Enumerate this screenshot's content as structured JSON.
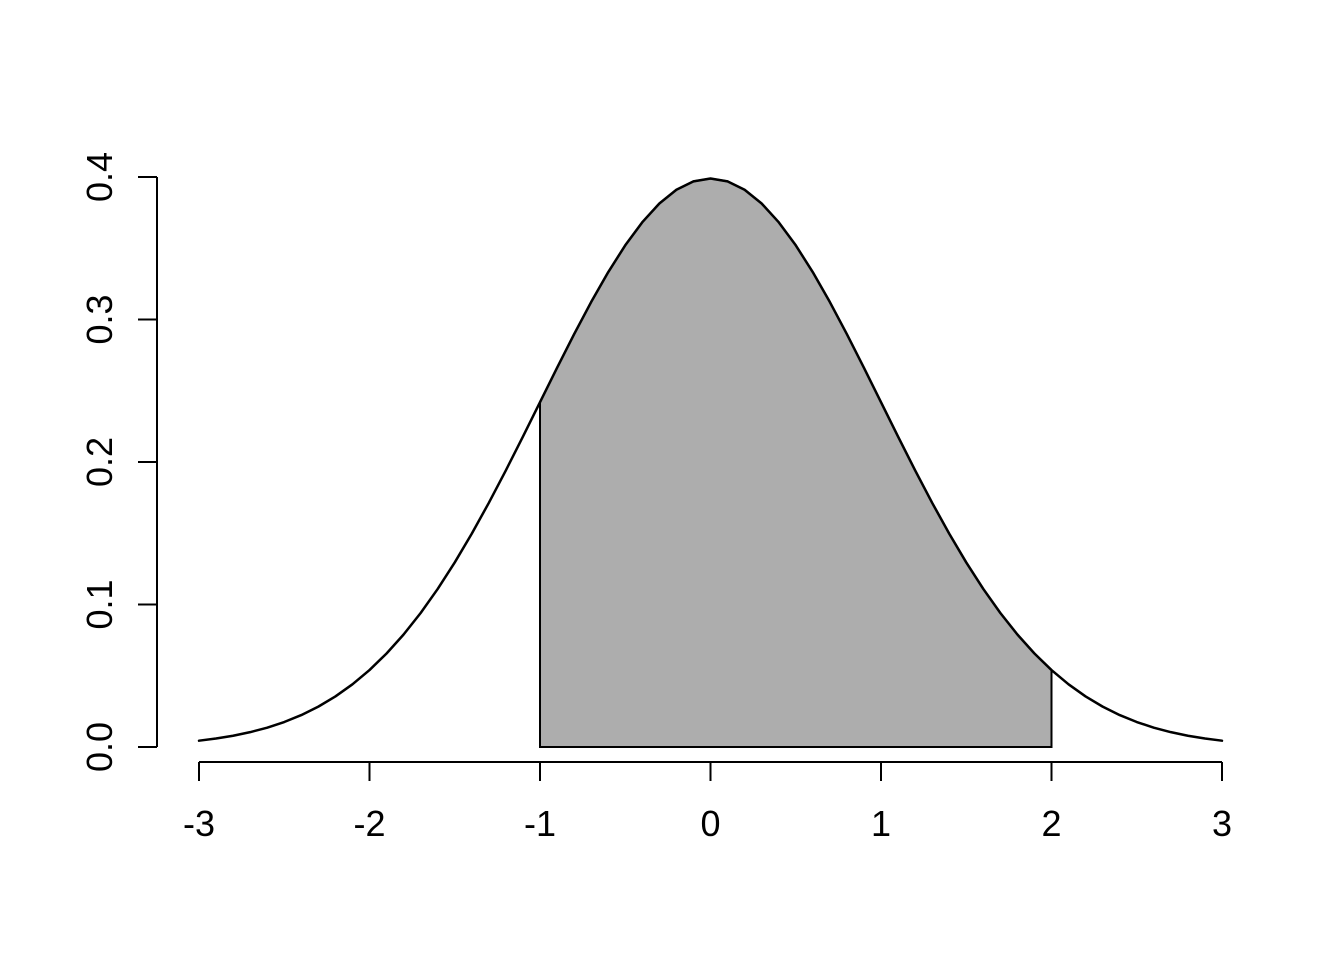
{
  "chart_data": {
    "type": "area",
    "title": "",
    "xlabel": "",
    "ylabel": "",
    "xlim": [
      -3,
      3
    ],
    "ylim": [
      0.0,
      0.4
    ],
    "grid": false,
    "legend": null,
    "x_ticks": [
      {
        "value": -3,
        "label": "-3"
      },
      {
        "value": -2,
        "label": "-2"
      },
      {
        "value": -1,
        "label": "-1"
      },
      {
        "value": 0,
        "label": "0"
      },
      {
        "value": 1,
        "label": "1"
      },
      {
        "value": 2,
        "label": "2"
      },
      {
        "value": 3,
        "label": "3"
      }
    ],
    "y_ticks": [
      {
        "value": 0.0,
        "label": "0.0"
      },
      {
        "value": 0.1,
        "label": "0.1"
      },
      {
        "value": 0.2,
        "label": "0.2"
      },
      {
        "value": 0.3,
        "label": "0.3"
      },
      {
        "value": 0.4,
        "label": "0.4"
      }
    ],
    "series": [
      {
        "name": "standard-normal-density-curve",
        "description": "dnorm(x), standard normal probability density",
        "points": [
          [
            -3.0,
            0.00443
          ],
          [
            -2.9,
            0.00595
          ],
          [
            -2.8,
            0.00792
          ],
          [
            -2.7,
            0.01042
          ],
          [
            -2.6,
            0.01358
          ],
          [
            -2.5,
            0.01753
          ],
          [
            -2.4,
            0.02239
          ],
          [
            -2.3,
            0.02833
          ],
          [
            -2.2,
            0.03547
          ],
          [
            -2.1,
            0.04398
          ],
          [
            -2.0,
            0.05399
          ],
          [
            -1.9,
            0.06562
          ],
          [
            -1.8,
            0.07895
          ],
          [
            -1.7,
            0.09405
          ],
          [
            -1.6,
            0.11092
          ],
          [
            -1.5,
            0.12952
          ],
          [
            -1.4,
            0.14973
          ],
          [
            -1.3,
            0.17137
          ],
          [
            -1.2,
            0.19419
          ],
          [
            -1.1,
            0.21785
          ],
          [
            -1.0,
            0.24197
          ],
          [
            -0.9,
            0.26609
          ],
          [
            -0.8,
            0.28969
          ],
          [
            -0.7,
            0.31225
          ],
          [
            -0.6,
            0.33322
          ],
          [
            -0.5,
            0.35207
          ],
          [
            -0.4,
            0.36827
          ],
          [
            -0.3,
            0.38139
          ],
          [
            -0.2,
            0.39104
          ],
          [
            -0.1,
            0.39695
          ],
          [
            0.0,
            0.39894
          ],
          [
            0.1,
            0.39695
          ],
          [
            0.2,
            0.39104
          ],
          [
            0.3,
            0.38139
          ],
          [
            0.4,
            0.36827
          ],
          [
            0.5,
            0.35207
          ],
          [
            0.6,
            0.33322
          ],
          [
            0.7,
            0.31225
          ],
          [
            0.8,
            0.28969
          ],
          [
            0.9,
            0.26609
          ],
          [
            1.0,
            0.24197
          ],
          [
            1.1,
            0.21785
          ],
          [
            1.2,
            0.19419
          ],
          [
            1.3,
            0.17137
          ],
          [
            1.4,
            0.14973
          ],
          [
            1.5,
            0.12952
          ],
          [
            1.6,
            0.11092
          ],
          [
            1.7,
            0.09405
          ],
          [
            1.8,
            0.07895
          ],
          [
            1.9,
            0.06562
          ],
          [
            2.0,
            0.05399
          ],
          [
            2.1,
            0.04398
          ],
          [
            2.2,
            0.03547
          ],
          [
            2.3,
            0.02833
          ],
          [
            2.4,
            0.02239
          ],
          [
            2.5,
            0.01753
          ],
          [
            2.6,
            0.01358
          ],
          [
            2.7,
            0.01042
          ],
          [
            2.8,
            0.00792
          ],
          [
            2.9,
            0.00595
          ],
          [
            3.0,
            0.00443
          ]
        ]
      }
    ],
    "shaded_region": {
      "name": "area-under-curve",
      "x_from": -1,
      "x_to": 2,
      "baseline": 0.0
    },
    "colors": {
      "background": "#ffffff",
      "curve": "#000000",
      "shaded_fill": "#adadad",
      "shaded_border": "#000000",
      "axis": "#000000",
      "tick_label": "#000000"
    }
  }
}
┄┄┄┄┄┄┄┄┄┄┄┄┄┄┄┄┄┄┄┄
# [Your task]
Output the data exactly. Pictures don't belong in the result.

# [Answer for this exercise]
Enumerate this screenshot's content as structured JSON.
{
  "chart_data": {
    "type": "area",
    "title": "",
    "xlabel": "",
    "ylabel": "",
    "xlim": [
      -3,
      3
    ],
    "ylim": [
      0.0,
      0.4
    ],
    "grid": false,
    "legend": null,
    "x_ticks": [
      {
        "value": -3,
        "label": "-3"
      },
      {
        "value": -2,
        "label": "-2"
      },
      {
        "value": -1,
        "label": "-1"
      },
      {
        "value": 0,
        "label": "0"
      },
      {
        "value": 1,
        "label": "1"
      },
      {
        "value": 2,
        "label": "2"
      },
      {
        "value": 3,
        "label": "3"
      }
    ],
    "y_ticks": [
      {
        "value": 0.0,
        "label": "0.0"
      },
      {
        "value": 0.1,
        "label": "0.1"
      },
      {
        "value": 0.2,
        "label": "0.2"
      },
      {
        "value": 0.3,
        "label": "0.3"
      },
      {
        "value": 0.4,
        "label": "0.4"
      }
    ],
    "series": [
      {
        "name": "standard-normal-density-curve",
        "description": "dnorm(x), standard normal probability density",
        "points": [
          [
            -3.0,
            0.00443
          ],
          [
            -2.9,
            0.00595
          ],
          [
            -2.8,
            0.00792
          ],
          [
            -2.7,
            0.01042
          ],
          [
            -2.6,
            0.01358
          ],
          [
            -2.5,
            0.01753
          ],
          [
            -2.4,
            0.02239
          ],
          [
            -2.3,
            0.02833
          ],
          [
            -2.2,
            0.03547
          ],
          [
            -2.1,
            0.04398
          ],
          [
            -2.0,
            0.05399
          ],
          [
            -1.9,
            0.06562
          ],
          [
            -1.8,
            0.07895
          ],
          [
            -1.7,
            0.09405
          ],
          [
            -1.6,
            0.11092
          ],
          [
            -1.5,
            0.12952
          ],
          [
            -1.4,
            0.14973
          ],
          [
            -1.3,
            0.17137
          ],
          [
            -1.2,
            0.19419
          ],
          [
            -1.1,
            0.21785
          ],
          [
            -1.0,
            0.24197
          ],
          [
            -0.9,
            0.26609
          ],
          [
            -0.8,
            0.28969
          ],
          [
            -0.7,
            0.31225
          ],
          [
            -0.6,
            0.33322
          ],
          [
            -0.5,
            0.35207
          ],
          [
            -0.4,
            0.36827
          ],
          [
            -0.3,
            0.38139
          ],
          [
            -0.2,
            0.39104
          ],
          [
            -0.1,
            0.39695
          ],
          [
            0.0,
            0.39894
          ],
          [
            0.1,
            0.39695
          ],
          [
            0.2,
            0.39104
          ],
          [
            0.3,
            0.38139
          ],
          [
            0.4,
            0.36827
          ],
          [
            0.5,
            0.35207
          ],
          [
            0.6,
            0.33322
          ],
          [
            0.7,
            0.31225
          ],
          [
            0.8,
            0.28969
          ],
          [
            0.9,
            0.26609
          ],
          [
            1.0,
            0.24197
          ],
          [
            1.1,
            0.21785
          ],
          [
            1.2,
            0.19419
          ],
          [
            1.3,
            0.17137
          ],
          [
            1.4,
            0.14973
          ],
          [
            1.5,
            0.12952
          ],
          [
            1.6,
            0.11092
          ],
          [
            1.7,
            0.09405
          ],
          [
            1.8,
            0.07895
          ],
          [
            1.9,
            0.06562
          ],
          [
            2.0,
            0.05399
          ],
          [
            2.1,
            0.04398
          ],
          [
            2.2,
            0.03547
          ],
          [
            2.3,
            0.02833
          ],
          [
            2.4,
            0.02239
          ],
          [
            2.5,
            0.01753
          ],
          [
            2.6,
            0.01358
          ],
          [
            2.7,
            0.01042
          ],
          [
            2.8,
            0.00792
          ],
          [
            2.9,
            0.00595
          ],
          [
            3.0,
            0.00443
          ]
        ]
      }
    ],
    "shaded_region": {
      "name": "area-under-curve",
      "x_from": -1,
      "x_to": 2,
      "baseline": 0.0
    },
    "colors": {
      "background": "#ffffff",
      "curve": "#000000",
      "shaded_fill": "#adadad",
      "shaded_border": "#000000",
      "axis": "#000000",
      "tick_label": "#000000"
    }
  }
}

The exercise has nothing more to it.